## Your objective
Make an exact copy of the listing below.

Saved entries
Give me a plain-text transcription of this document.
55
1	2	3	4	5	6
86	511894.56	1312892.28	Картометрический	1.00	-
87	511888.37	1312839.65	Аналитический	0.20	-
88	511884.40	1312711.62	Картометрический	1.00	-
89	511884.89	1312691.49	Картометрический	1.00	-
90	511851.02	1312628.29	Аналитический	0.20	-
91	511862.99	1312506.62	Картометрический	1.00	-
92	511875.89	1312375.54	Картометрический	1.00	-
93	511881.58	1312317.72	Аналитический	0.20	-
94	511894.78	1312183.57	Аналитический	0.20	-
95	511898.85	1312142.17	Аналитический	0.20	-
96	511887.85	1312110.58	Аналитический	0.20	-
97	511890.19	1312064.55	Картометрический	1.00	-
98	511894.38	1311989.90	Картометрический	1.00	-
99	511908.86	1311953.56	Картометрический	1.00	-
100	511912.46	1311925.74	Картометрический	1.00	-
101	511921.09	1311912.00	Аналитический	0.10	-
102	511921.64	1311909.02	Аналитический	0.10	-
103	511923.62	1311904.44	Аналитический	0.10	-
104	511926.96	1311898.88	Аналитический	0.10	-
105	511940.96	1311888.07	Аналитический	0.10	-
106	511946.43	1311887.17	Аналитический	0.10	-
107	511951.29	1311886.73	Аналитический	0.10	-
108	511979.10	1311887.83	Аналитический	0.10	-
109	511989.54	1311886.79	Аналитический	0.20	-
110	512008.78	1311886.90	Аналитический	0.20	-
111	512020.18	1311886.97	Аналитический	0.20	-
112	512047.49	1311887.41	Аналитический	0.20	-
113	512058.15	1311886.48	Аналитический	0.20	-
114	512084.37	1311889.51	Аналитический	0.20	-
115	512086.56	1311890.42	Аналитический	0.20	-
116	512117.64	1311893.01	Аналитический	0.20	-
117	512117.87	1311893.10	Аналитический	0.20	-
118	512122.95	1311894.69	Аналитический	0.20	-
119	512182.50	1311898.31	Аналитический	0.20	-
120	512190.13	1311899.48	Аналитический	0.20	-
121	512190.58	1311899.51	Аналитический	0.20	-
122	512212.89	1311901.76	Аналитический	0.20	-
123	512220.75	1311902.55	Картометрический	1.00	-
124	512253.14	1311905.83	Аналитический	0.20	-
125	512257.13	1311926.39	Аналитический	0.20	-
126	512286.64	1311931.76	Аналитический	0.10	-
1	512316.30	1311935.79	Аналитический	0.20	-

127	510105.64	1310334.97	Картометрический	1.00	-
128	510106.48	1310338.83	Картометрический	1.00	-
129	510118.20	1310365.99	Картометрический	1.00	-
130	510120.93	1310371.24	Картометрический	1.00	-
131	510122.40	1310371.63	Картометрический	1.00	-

## Solution to the problem
Give me a plain-text transcription of this document.
55
1	2	3	4	5	6
86	511894.56	1312892.28	Картометрический	1.00	-
87	511888.37	1312839.65	Аналитический	0.20	-
88	511884.40	1312711.62	Картометрический	1.00	-
89	511884.89	1312691.49	Картометрический	1.00	-
90	511851.02	1312628.29	Аналитический	0.20	-
91	511862.99	1312506.62	Картометрический	1.00	-
92	511875.89	1312375.54	Картометрический	1.00	-
93	511881.58	1312317.72	Аналитический	0.20	-
94	511894.78	1312183.57	Аналитический	0.20	-
95	511898.85	1312142.17	Аналитический	0.20	-
96	511887.85	1312110.58	Аналитический	0.20	-
97	511890.19	1312064.55	Картометрический	1.00	-
98	511894.38	1311989.90	Картометрический	1.00	-
99	511908.86	1311953.56	Картометрический	1.00	-
100	511912.46	1311925.74	Картометрический	1.00	-
101	511921.09	1311912.00	Аналитический	0.10	-
102	511921.64	1311909.02	Аналитический	0.10	-
103	511923.62	1311904.44	Аналитический	0.10	-
104	511926.96	1311898.88	Аналитический	0.10	-
105	511940.96	1311888.07	Аналитический	0.10	-
106	511946.43	1311887.17	Аналитический	0.10	-
107	511951.29	1311886.73	Аналитический	0.10	-
108	511979.10	1311887.83	Аналитический	0.10	-
109	511989.54	1311886.79	Аналитический	0.20	-
110	512008.78	1311886.90	Аналитический	0.20	-
111	512020.18	1311886.97	Аналитический	0.20	-
112	512047.49	1311887.41	Аналитический	0.20	-
113	512058.15	1311886.48	Аналитический	0.20	-
114	512084.37	1311889.51	Аналитический	0.20	-
115	512086.56	1311890.42	Аналитический	0.20	-
116	512117.64	1311893.01	Аналитический	0.20	-
117	512117.87	1311893.10	Аналитический	0.20	-
118	512122.95	1311894.69	Аналитический	0.20	-
119	512182.50	1311898.31	Аналитический	0.20	-
120	512190.13	1311899.48	Аналитический	0.20	-
121	512190.58	1311899.51	Аналитический	0.20	-
122	512212.89	1311901.76	Аналитический	0.20	-
123	512220.75	1311902.55	Картометрический	1.00	-
124	512253.14	1311905.83	Аналитический	0.20	-
125	512257.13	1311926.39	Аналитический	0.20	-
126	512286.64	1311931.76	Аналитический	0.10	-
1	512316.30	1311935.79	Аналитический	0.20	-

127	510105.64	1310334.97	Картометрический	1.00	-
128	510106.48	1310338.83	Картометрический	1.00	-
129	510118.20	1310365.99	Картометрический	1.00	-
130	510120.93	1310371.24	Картометрический	1.00	-
131	510122.40	1310371.63	Картометрический	1.00	-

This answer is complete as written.